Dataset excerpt
####################

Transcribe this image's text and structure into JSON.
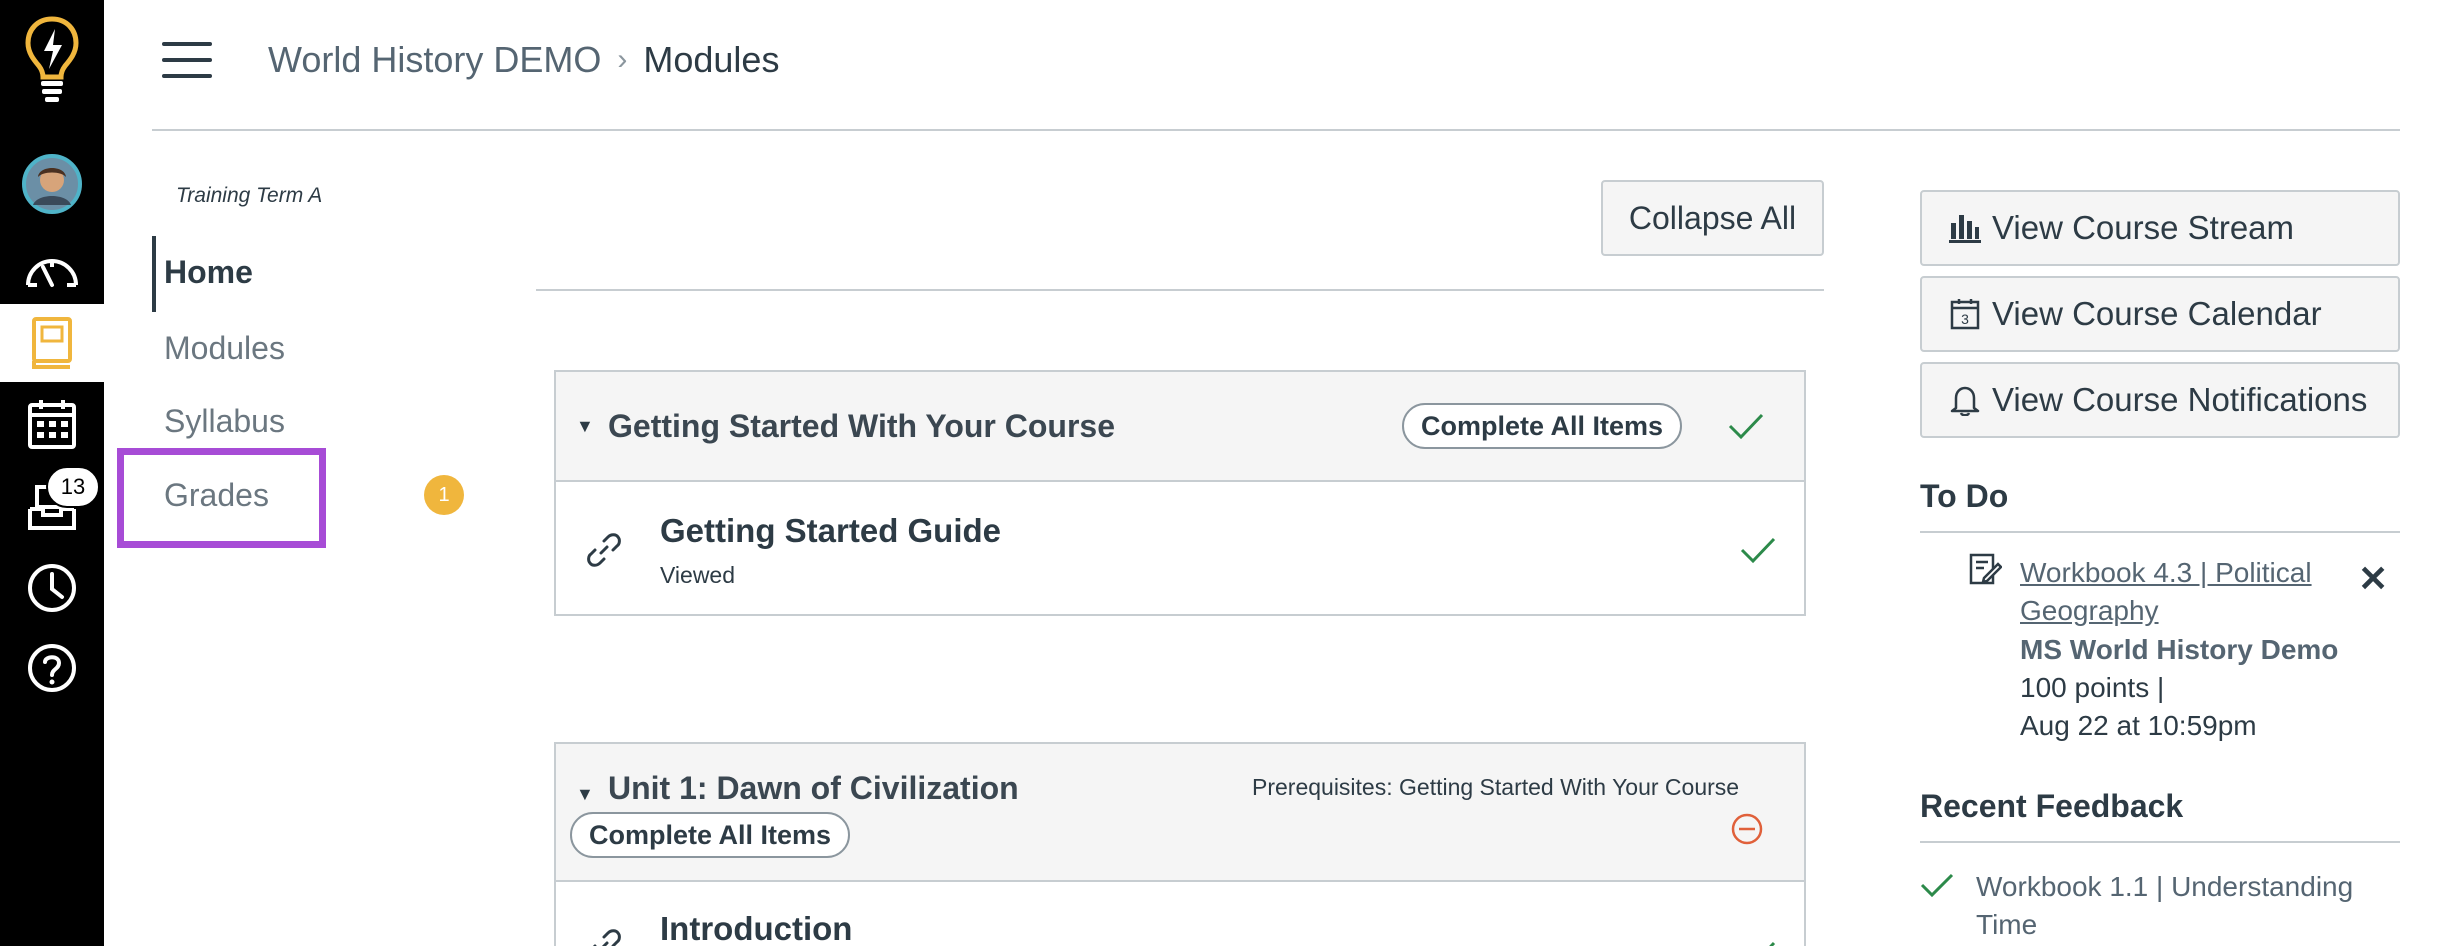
{
  "global_nav": {
    "items": [
      {
        "name": "logo",
        "icon": "lightbulb-icon"
      },
      {
        "name": "account",
        "icon": "avatar"
      },
      {
        "name": "dashboard",
        "icon": "dashboard-gauge-icon"
      },
      {
        "name": "courses",
        "icon": "courses-book-icon"
      },
      {
        "name": "calendar",
        "icon": "calendar-icon"
      },
      {
        "name": "inbox",
        "icon": "inbox-icon"
      },
      {
        "name": "history",
        "icon": "clock-icon"
      },
      {
        "name": "help",
        "icon": "help-circle-icon"
      }
    ],
    "inbox_count": "13",
    "accent_color": "#f0b63d"
  },
  "header": {
    "course": "World History DEMO",
    "separator": "›",
    "current": "Modules"
  },
  "course_nav": {
    "term": "Training Term A",
    "items": [
      {
        "label": "Home"
      },
      {
        "label": "Modules"
      },
      {
        "label": "Syllabus"
      },
      {
        "label": "Grades",
        "badge": "1"
      }
    ],
    "highlight_color": "#a74cd6"
  },
  "main": {
    "collapse_all": "Collapse All",
    "modules": [
      {
        "title": "Getting Started With Your Course",
        "complete_all": "Complete All Items",
        "status": "completed",
        "items": [
          {
            "title": "Getting Started Guide",
            "subtitle": "Viewed",
            "icon": "link-icon",
            "status": "completed"
          }
        ]
      },
      {
        "title": "Unit 1: Dawn of Civilization",
        "prerequisites": "Prerequisites: Getting Started With Your Course",
        "complete_all": "Complete All Items",
        "status": "locked",
        "items": [
          {
            "title": "Introduction",
            "icon": "link-icon",
            "status": "completed"
          }
        ]
      }
    ]
  },
  "sidebar": {
    "buttons": [
      {
        "label": "View Course Stream",
        "icon": "bar-chart-icon"
      },
      {
        "label": "View Course Calendar",
        "icon": "calendar-day-icon"
      },
      {
        "label": "View Course Notifications",
        "icon": "bell-icon"
      }
    ],
    "todo": {
      "heading": "To Do",
      "items": [
        {
          "title": "Workbook 4.3 | Political Geography",
          "course": "MS World History Demo",
          "points": "100 points  |",
          "due": "Aug 22 at 10:59pm",
          "dismiss": "✕"
        }
      ]
    },
    "recent_feedback": {
      "heading": "Recent Feedback",
      "items": [
        {
          "title": "Workbook 1.1 | Understanding Time"
        }
      ]
    }
  },
  "colors": {
    "success": "#2c8a4a",
    "warning": "#e0603a",
    "text": "#2d3b45"
  }
}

####################

Take every line from the data above that holds "dashboard" and copy it out.

        "name": "dashboard",
        "icon": "dashboard-gauge-icon"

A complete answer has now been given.